### Task input ###

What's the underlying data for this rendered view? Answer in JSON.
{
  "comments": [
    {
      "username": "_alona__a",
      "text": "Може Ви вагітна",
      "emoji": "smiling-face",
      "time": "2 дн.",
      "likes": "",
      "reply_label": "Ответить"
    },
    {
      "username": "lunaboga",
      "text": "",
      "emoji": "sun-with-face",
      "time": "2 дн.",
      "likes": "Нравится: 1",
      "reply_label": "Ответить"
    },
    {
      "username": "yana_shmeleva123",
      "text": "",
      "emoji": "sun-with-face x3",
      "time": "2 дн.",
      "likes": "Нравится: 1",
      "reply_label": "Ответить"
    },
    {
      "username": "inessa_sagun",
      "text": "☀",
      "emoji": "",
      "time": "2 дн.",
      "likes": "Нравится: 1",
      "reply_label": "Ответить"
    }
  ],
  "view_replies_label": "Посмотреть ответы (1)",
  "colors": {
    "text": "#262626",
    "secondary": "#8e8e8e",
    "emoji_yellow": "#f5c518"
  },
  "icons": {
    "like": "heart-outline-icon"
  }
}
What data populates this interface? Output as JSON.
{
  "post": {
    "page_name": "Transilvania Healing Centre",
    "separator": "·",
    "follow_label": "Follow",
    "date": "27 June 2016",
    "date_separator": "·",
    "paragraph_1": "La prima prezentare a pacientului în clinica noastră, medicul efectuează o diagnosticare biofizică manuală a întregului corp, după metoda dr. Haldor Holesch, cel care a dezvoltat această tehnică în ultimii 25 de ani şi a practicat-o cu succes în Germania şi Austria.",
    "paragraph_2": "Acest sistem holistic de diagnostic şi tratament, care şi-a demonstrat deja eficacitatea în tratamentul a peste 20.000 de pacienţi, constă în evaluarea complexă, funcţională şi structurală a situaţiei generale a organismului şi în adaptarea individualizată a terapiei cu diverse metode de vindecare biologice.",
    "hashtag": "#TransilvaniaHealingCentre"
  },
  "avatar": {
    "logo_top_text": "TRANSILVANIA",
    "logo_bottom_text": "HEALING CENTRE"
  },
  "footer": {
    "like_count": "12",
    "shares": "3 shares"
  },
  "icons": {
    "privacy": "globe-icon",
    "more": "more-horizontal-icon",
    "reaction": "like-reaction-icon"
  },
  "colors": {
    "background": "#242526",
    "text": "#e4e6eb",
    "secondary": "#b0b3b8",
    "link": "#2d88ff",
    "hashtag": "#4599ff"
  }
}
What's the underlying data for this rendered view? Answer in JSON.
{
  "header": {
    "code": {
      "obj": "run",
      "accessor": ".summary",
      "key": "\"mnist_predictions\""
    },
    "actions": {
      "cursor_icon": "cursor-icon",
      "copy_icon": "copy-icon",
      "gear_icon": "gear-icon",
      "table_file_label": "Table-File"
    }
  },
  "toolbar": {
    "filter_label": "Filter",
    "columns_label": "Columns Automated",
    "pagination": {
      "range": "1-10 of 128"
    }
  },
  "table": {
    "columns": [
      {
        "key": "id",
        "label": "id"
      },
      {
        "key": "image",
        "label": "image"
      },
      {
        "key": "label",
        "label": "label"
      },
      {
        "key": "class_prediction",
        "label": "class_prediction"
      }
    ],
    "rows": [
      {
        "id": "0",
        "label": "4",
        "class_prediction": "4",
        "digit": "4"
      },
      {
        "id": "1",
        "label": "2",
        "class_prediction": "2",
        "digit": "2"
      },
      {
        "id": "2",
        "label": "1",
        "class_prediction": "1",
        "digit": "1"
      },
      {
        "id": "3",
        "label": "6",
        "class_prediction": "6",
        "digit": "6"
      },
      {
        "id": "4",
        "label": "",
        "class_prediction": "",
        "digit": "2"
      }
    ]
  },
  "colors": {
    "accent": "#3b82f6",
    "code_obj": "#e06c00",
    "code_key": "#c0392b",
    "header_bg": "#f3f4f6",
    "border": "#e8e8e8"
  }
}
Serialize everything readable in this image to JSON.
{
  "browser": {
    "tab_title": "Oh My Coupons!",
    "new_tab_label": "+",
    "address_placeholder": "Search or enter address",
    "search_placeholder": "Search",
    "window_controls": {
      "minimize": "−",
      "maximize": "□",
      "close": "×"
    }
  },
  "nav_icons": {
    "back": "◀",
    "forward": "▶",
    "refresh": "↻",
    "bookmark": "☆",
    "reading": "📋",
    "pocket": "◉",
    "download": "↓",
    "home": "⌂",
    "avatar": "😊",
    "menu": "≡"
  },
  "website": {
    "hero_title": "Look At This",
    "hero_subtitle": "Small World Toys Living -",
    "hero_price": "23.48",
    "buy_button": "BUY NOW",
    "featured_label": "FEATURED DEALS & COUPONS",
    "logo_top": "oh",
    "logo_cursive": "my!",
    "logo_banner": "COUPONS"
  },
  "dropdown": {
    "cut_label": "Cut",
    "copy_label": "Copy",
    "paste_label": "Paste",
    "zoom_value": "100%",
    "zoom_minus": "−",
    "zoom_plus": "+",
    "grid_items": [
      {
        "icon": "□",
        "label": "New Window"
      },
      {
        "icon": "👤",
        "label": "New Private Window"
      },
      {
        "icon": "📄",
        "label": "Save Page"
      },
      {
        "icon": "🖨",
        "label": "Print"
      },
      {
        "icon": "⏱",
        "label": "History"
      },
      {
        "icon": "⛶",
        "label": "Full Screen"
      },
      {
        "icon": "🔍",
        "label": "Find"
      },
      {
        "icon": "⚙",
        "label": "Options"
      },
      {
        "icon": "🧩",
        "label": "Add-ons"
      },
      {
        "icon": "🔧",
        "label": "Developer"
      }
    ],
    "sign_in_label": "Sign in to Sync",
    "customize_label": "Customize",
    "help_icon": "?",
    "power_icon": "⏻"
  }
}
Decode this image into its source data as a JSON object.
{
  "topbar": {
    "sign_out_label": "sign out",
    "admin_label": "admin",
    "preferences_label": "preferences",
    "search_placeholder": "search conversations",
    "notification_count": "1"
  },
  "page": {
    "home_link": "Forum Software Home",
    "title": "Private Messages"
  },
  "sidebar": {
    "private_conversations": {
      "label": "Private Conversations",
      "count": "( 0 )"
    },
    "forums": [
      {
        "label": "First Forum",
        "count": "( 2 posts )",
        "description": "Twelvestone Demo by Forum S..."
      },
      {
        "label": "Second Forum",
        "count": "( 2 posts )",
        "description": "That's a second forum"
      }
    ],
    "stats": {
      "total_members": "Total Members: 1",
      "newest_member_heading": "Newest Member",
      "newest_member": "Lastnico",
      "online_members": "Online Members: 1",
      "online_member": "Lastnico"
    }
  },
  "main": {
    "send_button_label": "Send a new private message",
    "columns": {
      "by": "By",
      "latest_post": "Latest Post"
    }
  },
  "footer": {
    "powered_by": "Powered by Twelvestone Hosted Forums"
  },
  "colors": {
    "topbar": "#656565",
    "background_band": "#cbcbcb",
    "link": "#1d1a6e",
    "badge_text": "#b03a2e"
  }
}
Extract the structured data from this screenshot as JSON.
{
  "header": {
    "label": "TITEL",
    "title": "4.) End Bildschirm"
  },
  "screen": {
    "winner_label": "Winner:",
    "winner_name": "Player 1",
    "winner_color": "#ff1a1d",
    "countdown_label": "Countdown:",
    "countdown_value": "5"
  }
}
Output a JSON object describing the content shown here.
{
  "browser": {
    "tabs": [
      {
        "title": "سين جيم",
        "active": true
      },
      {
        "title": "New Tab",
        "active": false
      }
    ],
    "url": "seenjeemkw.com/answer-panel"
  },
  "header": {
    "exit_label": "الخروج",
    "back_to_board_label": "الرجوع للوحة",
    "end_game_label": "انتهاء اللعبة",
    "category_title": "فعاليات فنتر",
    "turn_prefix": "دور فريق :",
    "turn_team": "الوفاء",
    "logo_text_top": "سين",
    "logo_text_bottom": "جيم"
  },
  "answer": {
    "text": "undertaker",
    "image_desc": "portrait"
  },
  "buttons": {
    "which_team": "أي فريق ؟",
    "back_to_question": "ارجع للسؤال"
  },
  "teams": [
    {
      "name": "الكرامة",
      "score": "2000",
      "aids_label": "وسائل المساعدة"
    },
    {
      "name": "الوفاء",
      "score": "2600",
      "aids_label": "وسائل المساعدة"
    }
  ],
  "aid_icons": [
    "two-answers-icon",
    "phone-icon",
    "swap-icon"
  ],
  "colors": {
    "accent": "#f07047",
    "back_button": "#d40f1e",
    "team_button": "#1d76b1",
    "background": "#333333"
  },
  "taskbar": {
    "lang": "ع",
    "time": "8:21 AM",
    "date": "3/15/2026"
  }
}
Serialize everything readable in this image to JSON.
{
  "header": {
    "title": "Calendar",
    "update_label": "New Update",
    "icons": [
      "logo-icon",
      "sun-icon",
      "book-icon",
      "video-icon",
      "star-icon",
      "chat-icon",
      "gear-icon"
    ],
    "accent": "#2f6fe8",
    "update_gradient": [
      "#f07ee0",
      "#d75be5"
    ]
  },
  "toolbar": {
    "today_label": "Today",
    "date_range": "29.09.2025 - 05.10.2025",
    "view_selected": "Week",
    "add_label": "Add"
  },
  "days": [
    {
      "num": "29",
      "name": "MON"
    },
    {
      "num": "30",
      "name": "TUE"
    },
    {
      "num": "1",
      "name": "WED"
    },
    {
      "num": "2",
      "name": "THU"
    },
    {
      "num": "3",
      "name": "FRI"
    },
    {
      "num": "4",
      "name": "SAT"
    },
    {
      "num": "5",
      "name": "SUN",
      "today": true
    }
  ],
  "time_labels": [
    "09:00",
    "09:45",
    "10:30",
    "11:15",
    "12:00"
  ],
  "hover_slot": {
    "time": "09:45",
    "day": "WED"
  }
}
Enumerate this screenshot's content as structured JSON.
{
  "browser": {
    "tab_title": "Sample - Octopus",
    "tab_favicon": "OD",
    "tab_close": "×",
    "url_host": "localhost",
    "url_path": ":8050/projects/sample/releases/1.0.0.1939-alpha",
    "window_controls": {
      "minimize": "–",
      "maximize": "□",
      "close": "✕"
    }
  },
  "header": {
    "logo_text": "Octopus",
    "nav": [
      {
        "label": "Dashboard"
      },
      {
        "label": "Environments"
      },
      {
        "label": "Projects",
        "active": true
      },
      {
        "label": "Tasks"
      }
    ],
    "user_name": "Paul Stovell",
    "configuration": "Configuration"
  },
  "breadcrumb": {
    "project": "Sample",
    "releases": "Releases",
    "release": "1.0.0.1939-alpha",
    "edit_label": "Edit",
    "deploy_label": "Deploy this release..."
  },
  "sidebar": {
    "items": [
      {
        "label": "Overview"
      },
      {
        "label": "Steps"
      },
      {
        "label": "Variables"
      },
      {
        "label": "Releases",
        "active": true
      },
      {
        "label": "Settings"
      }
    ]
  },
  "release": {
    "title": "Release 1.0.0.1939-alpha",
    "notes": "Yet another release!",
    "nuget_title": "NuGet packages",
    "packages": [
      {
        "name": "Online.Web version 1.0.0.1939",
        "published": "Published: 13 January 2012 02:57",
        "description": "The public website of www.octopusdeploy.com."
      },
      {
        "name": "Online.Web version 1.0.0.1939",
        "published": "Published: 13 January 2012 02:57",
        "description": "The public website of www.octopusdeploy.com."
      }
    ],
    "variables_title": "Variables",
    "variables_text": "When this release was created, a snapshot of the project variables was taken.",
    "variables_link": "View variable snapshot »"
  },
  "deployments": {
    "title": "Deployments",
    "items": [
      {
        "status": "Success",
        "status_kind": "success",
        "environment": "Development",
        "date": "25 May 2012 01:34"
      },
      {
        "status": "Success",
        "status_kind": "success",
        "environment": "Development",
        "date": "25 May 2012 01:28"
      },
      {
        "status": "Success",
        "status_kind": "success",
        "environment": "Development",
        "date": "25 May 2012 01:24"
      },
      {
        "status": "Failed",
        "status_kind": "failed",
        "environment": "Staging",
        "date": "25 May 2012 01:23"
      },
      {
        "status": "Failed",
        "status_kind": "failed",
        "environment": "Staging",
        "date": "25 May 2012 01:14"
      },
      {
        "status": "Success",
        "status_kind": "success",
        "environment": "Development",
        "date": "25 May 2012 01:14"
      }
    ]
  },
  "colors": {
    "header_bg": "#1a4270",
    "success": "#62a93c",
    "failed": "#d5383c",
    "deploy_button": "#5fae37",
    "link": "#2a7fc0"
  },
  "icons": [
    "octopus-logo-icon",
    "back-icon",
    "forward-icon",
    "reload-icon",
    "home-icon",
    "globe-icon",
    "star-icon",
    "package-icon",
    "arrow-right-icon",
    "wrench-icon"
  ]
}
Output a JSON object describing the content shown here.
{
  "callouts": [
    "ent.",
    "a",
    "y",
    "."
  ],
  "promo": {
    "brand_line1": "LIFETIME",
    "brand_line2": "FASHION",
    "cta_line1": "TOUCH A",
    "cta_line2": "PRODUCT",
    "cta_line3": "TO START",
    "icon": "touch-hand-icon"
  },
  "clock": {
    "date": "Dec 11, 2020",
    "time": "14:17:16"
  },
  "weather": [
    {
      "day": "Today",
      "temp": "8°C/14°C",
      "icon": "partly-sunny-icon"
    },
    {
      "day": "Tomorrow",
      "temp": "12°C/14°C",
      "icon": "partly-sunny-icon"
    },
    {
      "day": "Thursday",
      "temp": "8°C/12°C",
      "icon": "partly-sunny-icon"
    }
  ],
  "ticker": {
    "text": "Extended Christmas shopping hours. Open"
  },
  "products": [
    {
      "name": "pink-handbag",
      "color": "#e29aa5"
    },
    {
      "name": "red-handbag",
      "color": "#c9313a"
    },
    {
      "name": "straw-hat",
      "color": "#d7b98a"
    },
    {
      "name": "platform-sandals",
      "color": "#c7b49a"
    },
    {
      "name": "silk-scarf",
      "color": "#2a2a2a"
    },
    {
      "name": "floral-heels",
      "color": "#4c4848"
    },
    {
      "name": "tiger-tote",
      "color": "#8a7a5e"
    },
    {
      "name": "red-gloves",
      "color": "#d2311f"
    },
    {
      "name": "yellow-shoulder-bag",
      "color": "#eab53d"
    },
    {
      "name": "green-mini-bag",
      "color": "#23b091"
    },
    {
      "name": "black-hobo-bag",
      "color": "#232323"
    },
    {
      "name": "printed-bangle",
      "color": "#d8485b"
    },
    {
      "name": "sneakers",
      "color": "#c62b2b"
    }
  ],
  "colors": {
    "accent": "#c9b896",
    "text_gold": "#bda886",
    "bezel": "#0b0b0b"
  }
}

###

Exercise task:
Select and copy every line of the listing with the word "accent".

Finished task:
    "accent": "#3b82f6",
    "accent": "#f07047",
    "accent": "#2f6fe8",
    "accent": "#c9b896",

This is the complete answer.